:: YOUR OBJECTIVE ::
For every line in the data below that contains "KEYBOARD", copy the line.

Begin INPUT DATA

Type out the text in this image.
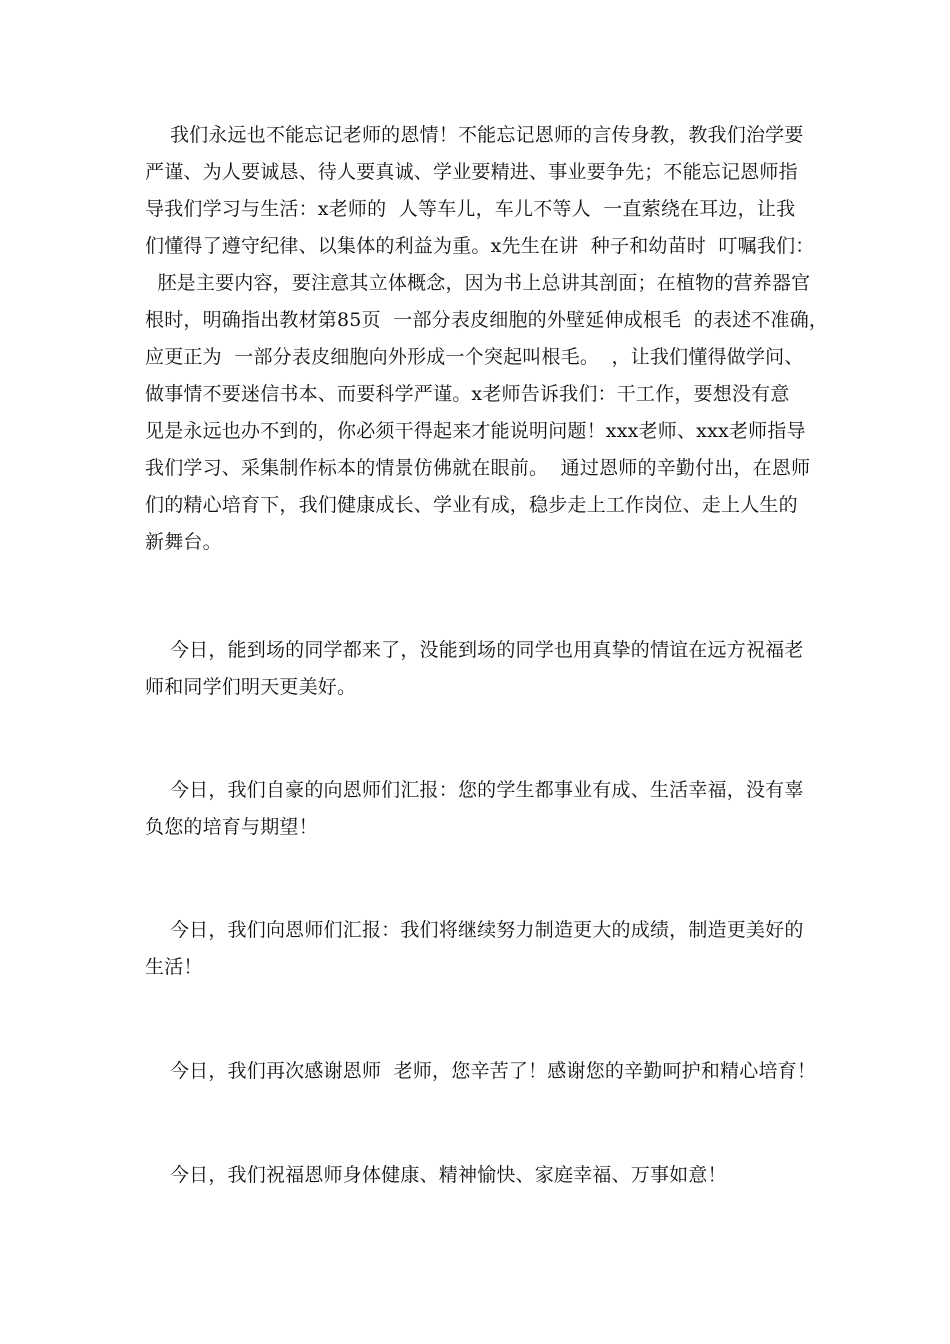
我们永远也不能忘记老师的恩情！不能忘记恩师的言传身教，教我们治学要
严谨、为人要诚恳、待人要真诚、学业要精进、事业要争先；不能忘记恩师指
导我们学习与生活：x老师的  人等车儿，车儿不等人  一直萦绕在耳边，让我
们懂得了遵守纪律、以集体的利益为重。x先生在讲  种子和幼苗时  叮嘱我们：
胚是主要内容，要注意其立体概念，因为书上总讲其剖面；在植物的营养器官
根时，明确指出教材第85页  一部分表皮细胞的外壁延伸成根毛  的表述不准确，
应更正为  一部分表皮细胞向外形成一个突起叫根毛。  ，让我们懂得做学问、
做事情不要迷信书本、而要科学严谨。x老师告诉我们：干工作，要想没有意
见是永远也办不到的，你必须干得起来才能说明问题！xxx老师、xxx老师指导
我们学习、采集制作标本的情景仿佛就在眼前。  通过恩师的辛勤付出，在恩师
们的精心培育下，我们健康成长、学业有成，稳步走上工作岗位、走上人生的
新舞台。
今日，能到场的同学都来了，没能到场的同学也用真挚的情谊在远方祝福老
师和同学们明天更美好。
今日，我们自豪的向恩师们汇报：您的学生都事业有成、生活幸福，没有辜
负您的培育与期望！
今日，我们向恩师们汇报：我们将继续努力制造更大的成绩，制造更美好的
生活！
今日，我们再次感谢恩师  老师，您辛苦了！感谢您的辛勤呵护和精心培育！
今日，我们祝福恩师身体健康、精神愉快、家庭幸福、万事如意！
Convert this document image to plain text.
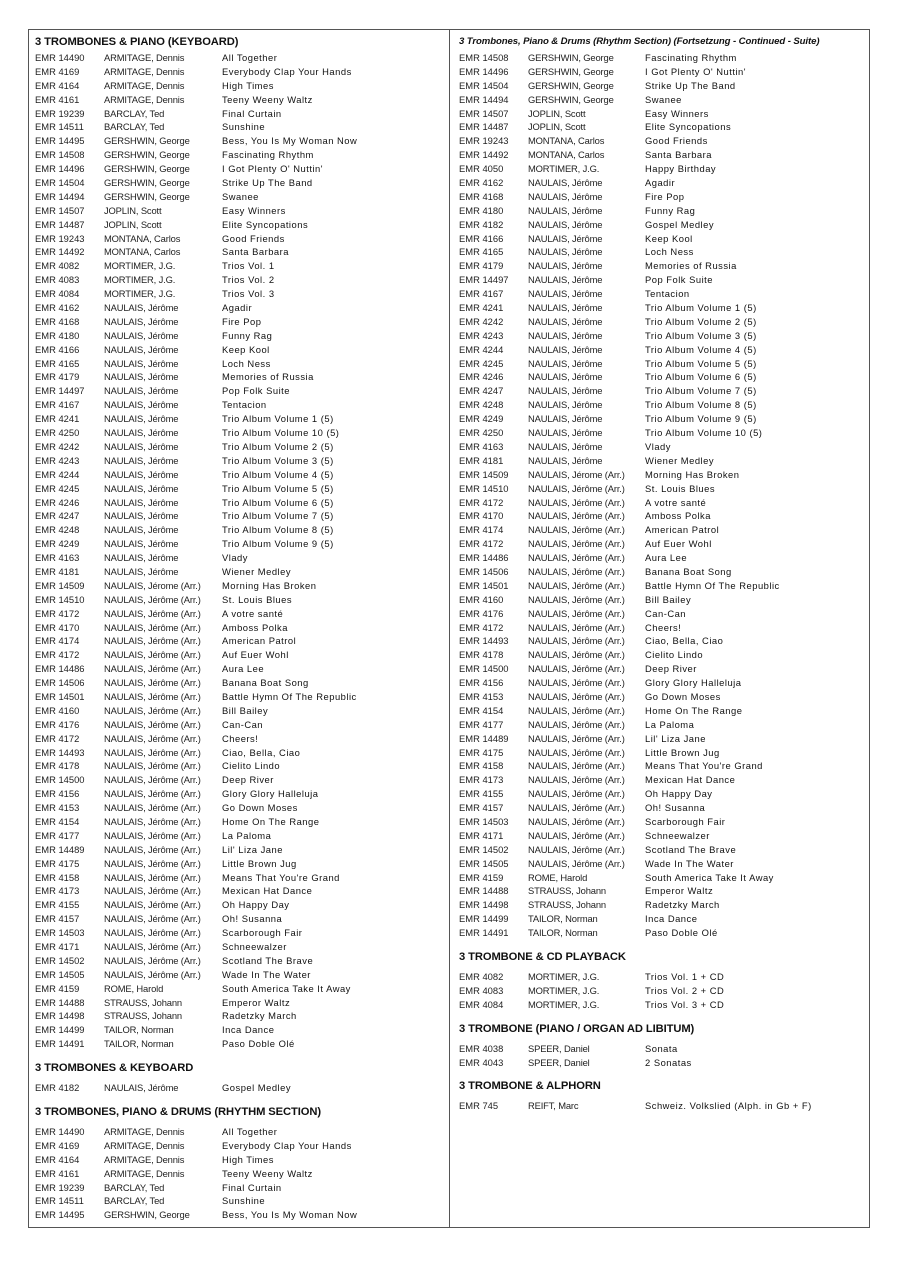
3 TROMBONES & PIANO (KEYBOARD)
EMR 14490	ARMITAGE, Dennis	All Together
EMR 4169	ARMITAGE, Dennis	Everybody Clap Your Hands
EMR 4164	ARMITAGE, Dennis	High Times
EMR 4161	ARMITAGE, Dennis	Teeny Weeny Waltz
EMR 19239	BARCLAY, Ted	Final Curtain
EMR 14511	BARCLAY, Ted	Sunshine
EMR 14495	GERSHWIN, George	Bess, You Is My Woman Now
EMR 14508	GERSHWIN, George	Fascinating Rhythm
EMR 14496	GERSHWIN, George	I Got Plenty O' Nuttin'
EMR 14504	GERSHWIN, George	Strike Up The Band
EMR 14494	GERSHWIN, George	Swanee
EMR 14507	JOPLIN, Scott	Easy Winners
EMR 14487	JOPLIN, Scott	Elite Syncopations
EMR 19243	MONTANA, Carlos	Good Friends
EMR 14492	MONTANA, Carlos	Santa Barbara
EMR 4082	MORTIMER, J.G.	Trios Vol. 1
EMR 4083	MORTIMER, J.G.	Trios Vol. 2
EMR 4084	MORTIMER, J.G.	Trios Vol. 3
EMR 4162	NAULAIS, Jérôme	Agadir
EMR 4168	NAULAIS, Jérôme	Fire Pop
EMR 4180	NAULAIS, Jérôme	Funny Rag
EMR 4166	NAULAIS, Jérôme	Keep Kool
EMR 4165	NAULAIS, Jérôme	Loch Ness
EMR 4179	NAULAIS, Jérôme	Memories of Russia
EMR 14497	NAULAIS, Jérôme	Pop Folk Suite
EMR 4167	NAULAIS, Jérôme	Tentacion
EMR 4241	NAULAIS, Jérôme	Trio Album Volume 1 (5)
EMR 4250	NAULAIS, Jérôme	Trio Album Volume 10 (5)
EMR 4242	NAULAIS, Jérôme	Trio Album Volume 2 (5)
EMR 4243	NAULAIS, Jérôme	Trio Album Volume 3 (5)
EMR 4244	NAULAIS, Jérôme	Trio Album Volume 4 (5)
EMR 4245	NAULAIS, Jérôme	Trio Album Volume 5 (5)
EMR 4246	NAULAIS, Jérôme	Trio Album Volume 6 (5)
EMR 4247	NAULAIS, Jérôme	Trio Album Volume 7 (5)
EMR 4248	NAULAIS, Jérôme	Trio Album Volume 8 (5)
EMR 4249	NAULAIS, Jérôme	Trio Album Volume 9 (5)
EMR 4163	NAULAIS, Jérôme	Vlady
EMR 4181	NAULAIS, Jérôme	Wiener Medley
EMR 14509	NAULAIS, Jérome (Arr.)	Morning Has Broken
EMR 14510	NAULAIS, Jérôme (Arr.)	St. Louis Blues
EMR 4172	NAULAIS, Jérôme (Arr.)	A votre santé
EMR 4170	NAULAIS, Jérôme (Arr.)	Amboss Polka
EMR 4174	NAULAIS, Jérôme (Arr.)	American Patrol
EMR 4172	NAULAIS, Jérôme (Arr.)	Auf Euer Wohl
EMR 14486	NAULAIS, Jérôme (Arr.)	Aura Lee
EMR 14506	NAULAIS, Jérôme (Arr.)	Banana Boat Song
EMR 14501	NAULAIS, Jérôme (Arr.)	Battle Hymn Of The Republic
EMR 4160	NAULAIS, Jérôme (Arr.)	Bill Bailey
EMR 4176	NAULAIS, Jérôme (Arr.)	Can-Can
EMR 4172	NAULAIS, Jérôme (Arr.)	Cheers!
EMR 14493	NAULAIS, Jérôme (Arr.)	Ciao, Bella, Ciao
EMR 4178	NAULAIS, Jérôme (Arr.)	Cielito Lindo
EMR 14500	NAULAIS, Jérôme (Arr.)	Deep River
EMR 4156	NAULAIS, Jérôme (Arr.)	Glory Glory Halleluja
EMR 4153	NAULAIS, Jérôme (Arr.)	Go Down Moses
EMR 4154	NAULAIS, Jérôme (Arr.)	Home On The Range
EMR 4177	NAULAIS, Jérôme (Arr.)	La Paloma
EMR 14489	NAULAIS, Jérôme (Arr.)	Lil' Liza Jane
EMR 4175	NAULAIS, Jérôme (Arr.)	Little Brown Jug
EMR 4158	NAULAIS, Jérôme (Arr.)	Means That You're Grand
EMR 4173	NAULAIS, Jérôme (Arr.)	Mexican Hat Dance
EMR 4155	NAULAIS, Jérôme (Arr.)	Oh Happy Day
EMR 4157	NAULAIS, Jérôme (Arr.)	Oh! Susanna
EMR 14503	NAULAIS, Jérôme (Arr.)	Scarborough Fair
EMR 4171	NAULAIS, Jérôme (Arr.)	Schneewalzer
EMR 14502	NAULAIS, Jérôme (Arr.)	Scotland The Brave
EMR 14505	NAULAIS, Jérôme (Arr.)	Wade In The Water
EMR 4159	ROME, Harold	South America Take It Away
EMR 14488	STRAUSS, Johann	Emperor Waltz
EMR 14498	STRAUSS, Johann	Radetzky March
EMR 14499	TAILOR, Norman	Inca Dance
EMR 14491	TAILOR, Norman	Paso Doble Olé
3 TROMBONES & KEYBOARD
EMR 4182	NAULAIS, Jérôme	Gospel Medley
3 TROMBONES, PIANO & DRUMS (RHYTHM SECTION)
EMR 14490	ARMITAGE, Dennis	All Together
EMR 4169	ARMITAGE, Dennis	Everybody Clap Your Hands
EMR 4164	ARMITAGE, Dennis	High Times
EMR 4161	ARMITAGE, Dennis	Teeny Weeny Waltz
EMR 19239	BARCLAY, Ted	Final Curtain
EMR 14511	BARCLAY, Ted	Sunshine
EMR 14495	GERSHWIN, George	Bess, You Is My Woman Now
3 Trombones, Piano & Drums (Rhythm Section) (Fortsetzung - Continued - Suite)
EMR 14508	GERSHWIN, George	Fascinating Rhythm
EMR 14496	GERSHWIN, George	I Got Plenty O' Nuttin'
EMR 14504	GERSHWIN, George	Strike Up The Band
EMR 14494	GERSHWIN, George	Swanee
EMR 14507	JOPLIN, Scott	Easy Winners
EMR 14487	JOPLIN, Scott	Elite Syncopations
EMR 19243	MONTANA, Carlos	Good Friends
EMR 14492	MONTANA, Carlos	Santa Barbara
EMR 4050	MORTIMER, J.G.	Happy Birthday
EMR 4162	NAULAIS, Jérôme	Agadir
EMR 4168	NAULAIS, Jérôme	Fire Pop
EMR 4180	NAULAIS, Jérôme	Funny Rag
EMR 4182	NAULAIS, Jérôme	Gospel Medley
EMR 4166	NAULAIS, Jérôme	Keep Kool
EMR 4165	NAULAIS, Jérôme	Loch Ness
EMR 4179	NAULAIS, Jérôme	Memories of Russia
EMR 14497	NAULAIS, Jérôme	Pop Folk Suite
EMR 4167	NAULAIS, Jérôme	Tentacion
EMR 4241	NAULAIS, Jérôme	Trio Album Volume 1 (5)
EMR 4242	NAULAIS, Jérôme	Trio Album Volume 2 (5)
EMR 4243	NAULAIS, Jérôme	Trio Album Volume 3 (5)
EMR 4244	NAULAIS, Jérôme	Trio Album Volume 4 (5)
EMR 4245	NAULAIS, Jérôme	Trio Album Volume 5 (5)
EMR 4246	NAULAIS, Jérôme	Trio Album Volume 6 (5)
EMR 4247	NAULAIS, Jérôme	Trio Album Volume 7 (5)
EMR 4248	NAULAIS, Jérôme	Trio Album Volume 8 (5)
EMR 4249	NAULAIS, Jérôme	Trio Album Volume 9 (5)
EMR 4250	NAULAIS, Jérôme	Trio Album Volume 10 (5)
EMR 4163	NAULAIS, Jérôme	Vlady
EMR 4181	NAULAIS, Jérôme	Wiener Medley
EMR 14509	NAULAIS, Jérome (Arr.)	Morning Has Broken
EMR 14510	NAULAIS, Jérôme (Arr.)	St. Louis Blues
EMR 4172	NAULAIS, Jérôme (Arr.)	A votre santé
EMR 4170	NAULAIS, Jérôme (Arr.)	Amboss Polka
EMR 4174	NAULAIS, Jérôme (Arr.)	American Patrol
EMR 4172	NAULAIS, Jérôme (Arr.)	Auf Euer Wohl
EMR 14486	NAULAIS, Jérôme (Arr.)	Aura Lee
EMR 14506	NAULAIS, Jérôme (Arr.)	Banana Boat Song
EMR 14501	NAULAIS, Jérôme (Arr.)	Battle Hymn Of The Republic
EMR 4160	NAULAIS, Jérôme (Arr.)	Bill Bailey
EMR 4176	NAULAIS, Jérôme (Arr.)	Can-Can
EMR 4172	NAULAIS, Jérôme (Arr.)	Cheers!
EMR 14493	NAULAIS, Jérôme (Arr.)	Ciao, Bella, Ciao
EMR 4178	NAULAIS, Jérôme (Arr.)	Cielito Lindo
EMR 14500	NAULAIS, Jérôme (Arr.)	Deep River
EMR 4156	NAULAIS, Jérôme (Arr.)	Glory Glory Halleluja
EMR 4153	NAULAIS, Jérôme (Arr.)	Go Down Moses
EMR 4154	NAULAIS, Jérôme (Arr.)	Home On The Range
EMR 4177	NAULAIS, Jérôme (Arr.)	La Paloma
EMR 14489	NAULAIS, Jérôme (Arr.)	Lil' Liza Jane
EMR 4175	NAULAIS, Jérôme (Arr.)	Little Brown Jug
EMR 4158	NAULAIS, Jérôme (Arr.)	Means That You're Grand
EMR 4173	NAULAIS, Jérôme (Arr.)	Mexican Hat Dance
EMR 4155	NAULAIS, Jérôme (Arr.)	Oh Happy Day
EMR 4157	NAULAIS, Jérôme (Arr.)	Oh! Susanna
EMR 14503	NAULAIS, Jérôme (Arr.)	Scarborough Fair
EMR 4171	NAULAIS, Jérôme (Arr.)	Schneewalzer
EMR 14502	NAULAIS, Jérôme (Arr.)	Scotland The Brave
EMR 14505	NAULAIS, Jérôme (Arr.)	Wade In The Water
EMR 4159	ROME, Harold	South America Take It Away
EMR 14488	STRAUSS, Johann	Emperor Waltz
EMR 14498	STRAUSS, Johann	Radetzky March
EMR 14499	TAILOR, Norman	Inca Dance
EMR 14491	TAILOR, Norman	Paso Doble Olé
3 TROMBONE & CD PLAYBACK
EMR 4082	MORTIMER, J.G.	Trios Vol. 1 + CD
EMR 4083	MORTIMER, J.G.	Trios Vol. 2 + CD
EMR 4084	MORTIMER, J.G.	Trios Vol. 3 + CD
3 TROMBONE (PIANO / ORGAN AD LIBITUM)
EMR 4038	SPEER, Daniel	Sonata
EMR 4043	SPEER, Daniel	2 Sonatas
3 TROMBONE & ALPHORN
EMR 745	REIFT, Marc	Schweiz. Volkslied (Alph. in Gb + F)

End INPUT DATA

:: THE ANSWER ::
3 TROMBONES & PIANO (KEYBOARD)
3 TROMBONES & KEYBOARD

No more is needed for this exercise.